Images are excluded; otherwise, output every record exactly.

### Recorded data
.....

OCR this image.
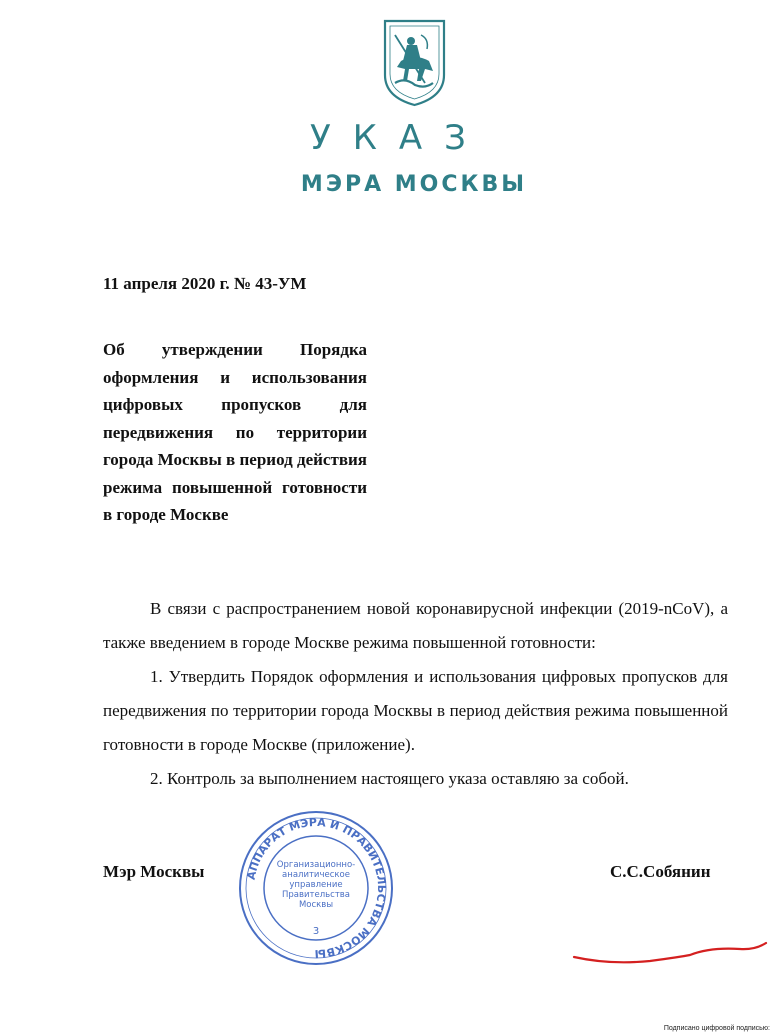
УКАЗ
МЭРА МОСКВЫ
11 апреля 2020 г. № 43-УМ
Об утверждении Порядка оформления и использования цифровых пропусков для передвижения по территории города Москвы в период действия режима повышенной готовности в городе Москве

В связи с распространением новой коронавирусной инфекции (2019-nCoV), а также введением в городе Москве режима повышенной готовности:

1. Утвердить Порядок оформления и использования цифровых пропусков для передвижения по территории города Москвы в период действия режима повышенной готовности в городе Москве (приложение).

2. Контроль за выполнением настоящего указа оставляю за собой.

Мэр Москвы	С.С.Собянин
АППАРАТ МЭРА И ПРАВИТЕЛЬСТВА МОСКВЫ
Организационно-аналитическое управление Правительства Москвы
3
Подписано цифровой подписью:
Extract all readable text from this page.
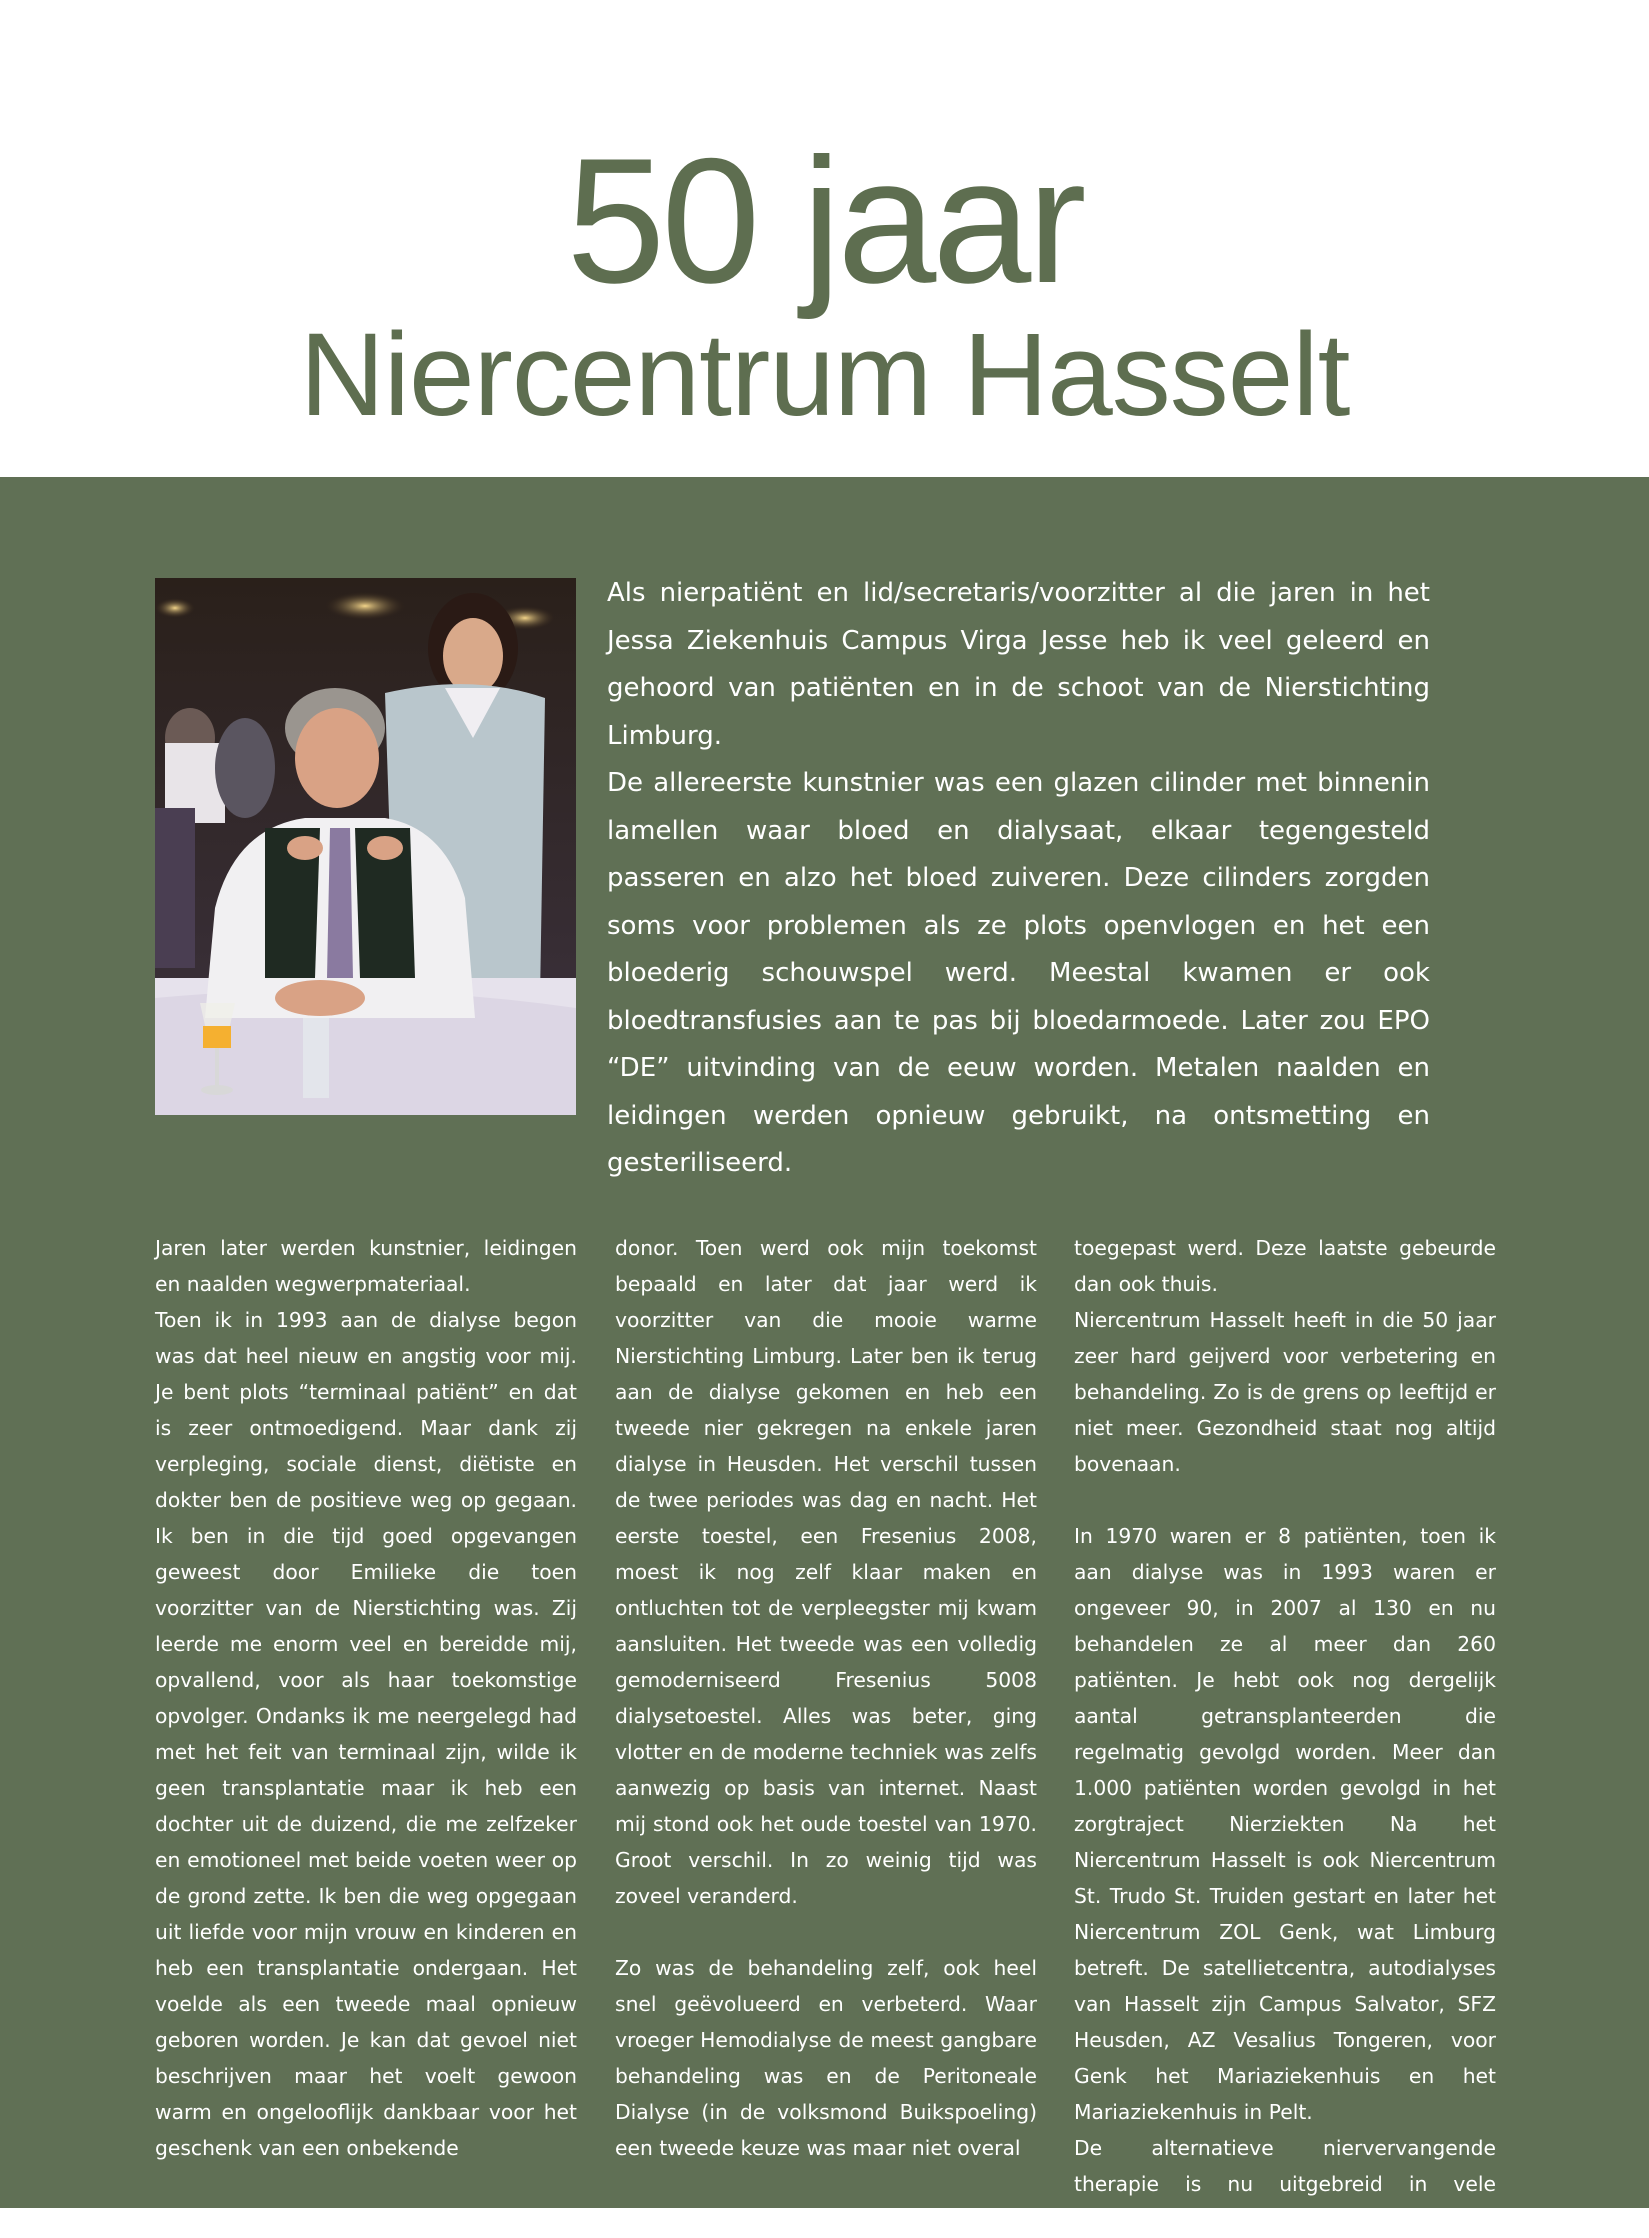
50 jaar
Niercentrum Hasselt

Als nierpatiënt en lid/secretaris/voorzitter al die jaren in het Jessa Ziekenhuis Campus Virga Jesse heb ik veel geleerd en gehoord van patiënten en in de schoot van de Nierstichting Limburg.

De allereerste kunstnier was een glazen cilinder met binnenin lamellen waar bloed en dialysaat, elkaar tegengesteld passeren en alzo het bloed zuiveren. Deze cilinders zorgden soms voor problemen als ze plots openvlogen en het een bloederig schouwspel werd. Meestal kwamen er ook bloedtransfusies aan te pas bij bloedarmoede. Later zou EPO “DE” uitvinding van de eeuw worden. Metalen naalden en leidingen werden opnieuw gebruikt, na ontsmetting en gesteriliseerd.

Jaren later werden kunstnier, leidingen en naalden wegwerpmateriaal.

Toen ik in 1993 aan de dialyse begon was dat heel nieuw en angstig voor mij. Je bent plots “terminaal patiënt” en dat is zeer ontmoedigend. Maar dank zij verpleging, sociale dienst, diëtiste en dokter ben de positieve weg op gegaan. Ik ben in die tijd goed opgevangen geweest door Emilieke die toen voorzitter van de Nierstichting was. Zij leerde me enorm veel en bereidde mij, opvallend, voor als haar toekomstige opvolger. Ondanks ik me neergelegd had met het feit van terminaal zijn, wilde ik geen transplantatie maar ik heb een dochter uit de duizend, die me zelfzeker en emotioneel met beide voeten weer op de grond zette. Ik ben die weg opgegaan uit liefde voor mijn vrouw en kinderen en heb een transplantatie ondergaan. Het voelde als een tweede maal opnieuw geboren worden. Je kan dat gevoel niet beschrijven maar het voelt gewoon warm en ongelooflijk dankbaar voor het geschenk van een onbekende

donor. Toen werd ook mijn toekomst bepaald en later dat jaar werd ik voorzitter van die mooie warme Nierstichting Limburg. Later ben ik terug aan de dialyse gekomen en heb een tweede nier gekregen na enkele jaren dialyse in Heusden. Het verschil tussen de twee periodes was dag en nacht. Het eerste toestel, een Fresenius 2008, moest ik nog zelf klaar maken en ontluchten tot de verpleegster mij kwam aansluiten. Het tweede was een volledig gemoderniseerd Fresenius 5008 dialysetoestel. Alles was beter, ging vlotter en de moderne techniek was zelfs aanwezig op basis van internet. Naast mij stond ook het oude toestel van 1970. Groot verschil. In zo weinig tijd was zoveel veranderd.

Zo was de behandeling zelf, ook heel snel geëvolueerd en verbeterd. Waar vroeger Hemodialyse de meest gangbare behandeling was en de Peritoneale Dialyse (in de volksmond Buikspoeling) een tweede keuze was maar niet overal

toegepast werd. Deze laatste gebeurde dan ook thuis.

Niercentrum Hasselt heeft in die 50 jaar zeer hard geijverd voor verbetering en behandeling. Zo is de grens op leeftijd er niet meer. Gezondheid staat nog altijd bovenaan.

In 1970 waren er 8 patiënten, toen ik aan dialyse was in 1993 waren er ongeveer 90, in 2007 al 130 en nu behandelen ze al meer dan 260 patiënten. Je hebt ook nog dergelijk aantal getransplanteerden die regelmatig gevolgd worden. Meer dan 1.000 patiënten worden gevolgd in het zorgtraject Nierziekten Na het Niercentrum Hasselt is ook Niercentrum St. Trudo St. Truiden gestart en later het Niercentrum ZOL Genk, wat Limburg betreft. De satellietcentra, autodialyses van Hasselt zijn Campus Salvator, SFZ Heusden, AZ Vesalius Tongeren, voor Genk het Mariaziekenhuis en het Mariaziekenhuis in Pelt.

De alternatieve niervervangende therapie is nu uitgebreid in vele aspecten.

.....

### SOLUTION
OCR this image.
УКАЗ
МЭРА МОСКВЫ
11 апреля 2020 г. № 43-УМ
Об утверждении Порядка оформления и использования цифровых пропусков для передвижения по территории города Москвы в период действия режима повышенной готовности в городе Москве

В связи с распространением новой коронавирусной инфекции (2019-nCoV), а также введением в городе Москве режима повышенной готовности:

1. Утвердить Порядок оформления и использования цифровых пропусков для передвижения по территории города Москвы в период действия режима повышенной готовности в городе Москве (приложение).

2. Контроль за выполнением настоящего указа оставляю за собой.

Мэр Москвы	С.С.Собянин
АППАРАТ МЭРА И ПРАВИТЕЛЬСТВА МОСКВЫ
Организационно-аналитическое управление Правительства Москвы
3
Подписано цифровой подписью:
Extract all readable text from this page.
50 jaar
Niercentrum Hasselt

Als nierpatiënt en lid/secretaris/voorzitter al die jaren in het Jessa Ziekenhuis Campus Virga Jesse heb ik veel geleerd en gehoord van patiënten en in de schoot van de Nierstichting Limburg.

De allereerste kunstnier was een glazen cilinder met binnenin lamellen waar bloed en dialysaat, elkaar tegengesteld passeren en alzo het bloed zuiveren. Deze cilinders zorgden soms voor problemen als ze plots openvlogen en het een bloederig schouwspel werd. Meestal kwamen er ook bloedtransfusies aan te pas bij bloedarmoede. Later zou EPO “DE” uitvinding van de eeuw worden. Metalen naalden en leidingen werden opnieuw gebruikt, na ontsmetting en gesteriliseerd.

Jaren later werden kunstnier, leidingen en naalden wegwerpmateriaal.

Toen ik in 1993 aan de dialyse begon was dat heel nieuw en angstig voor mij. Je bent plots “terminaal patiënt” en dat is zeer ontmoedigend. Maar dank zij verpleging, sociale dienst, diëtiste en dokter ben de positieve weg op gegaan. Ik ben in die tijd goed opgevangen geweest door Emilieke die toen voorzitter van de Nierstichting was. Zij leerde me enorm veel en bereidde mij, opvallend, voor als haar toekomstige opvolger. Ondanks ik me neergelegd had met het feit van terminaal zijn, wilde ik geen transplantatie maar ik heb een dochter uit de duizend, die me zelfzeker en emotioneel met beide voeten weer op de grond zette. Ik ben die weg opgegaan uit liefde voor mijn vrouw en kinderen en heb een transplantatie ondergaan. Het voelde als een tweede maal opnieuw geboren worden. Je kan dat gevoel niet beschrijven maar het voelt gewoon warm en ongelooflijk dankbaar voor het geschenk van een onbekende

donor. Toen werd ook mijn toekomst bepaald en later dat jaar werd ik voorzitter van die mooie warme Nierstichting Limburg. Later ben ik terug aan de dialyse gekomen en heb een tweede nier gekregen na enkele jaren dialyse in Heusden. Het verschil tussen de twee periodes was dag en nacht. Het eerste toestel, een Fresenius 2008, moest ik nog zelf klaar maken en ontluchten tot de verpleegster mij kwam aansluiten. Het tweede was een volledig gemoderniseerd Fresenius 5008 dialysetoestel. Alles was beter, ging vlotter en de moderne techniek was zelfs aanwezig op basis van internet. Naast mij stond ook het oude toestel van 1970. Groot verschil. In zo weinig tijd was zoveel veranderd.

Zo was de behandeling zelf, ook heel snel geëvolueerd en verbeterd. Waar vroeger Hemodialyse de meest gangbare behandeling was en de Peritoneale Dialyse (in de volksmond Buikspoeling) een tweede keuze was maar niet overal

toegepast werd. Deze laatste gebeurde dan ook thuis.

Niercentrum Hasselt heeft in die 50 jaar zeer hard geijverd voor verbetering en behandeling. Zo is de grens op leeftijd er niet meer. Gezondheid staat nog altijd bovenaan.

In 1970 waren er 8 patiënten, toen ik aan dialyse was in 1993 waren er ongeveer 90, in 2007 al 130 en nu behandelen ze al meer dan 260 patiënten. Je hebt ook nog dergelijk aantal getransplanteerden die regelmatig gevolgd worden. Meer dan 1.000 patiënten worden gevolgd in het zorgtraject Nierziekten Na het Niercentrum Hasselt is ook Niercentrum St. Trudo St. Truiden gestart en later het Niercentrum ZOL Genk, wat Limburg betreft. De satellietcentra, autodialyses van Hasselt zijn Campus Salvator, SFZ Heusden, AZ Vesalius Tongeren, voor Genk het Mariaziekenhuis en het Mariaziekenhuis in Pelt.

De alternatieve niervervangende therapie is nu uitgebreid in vele aspecten.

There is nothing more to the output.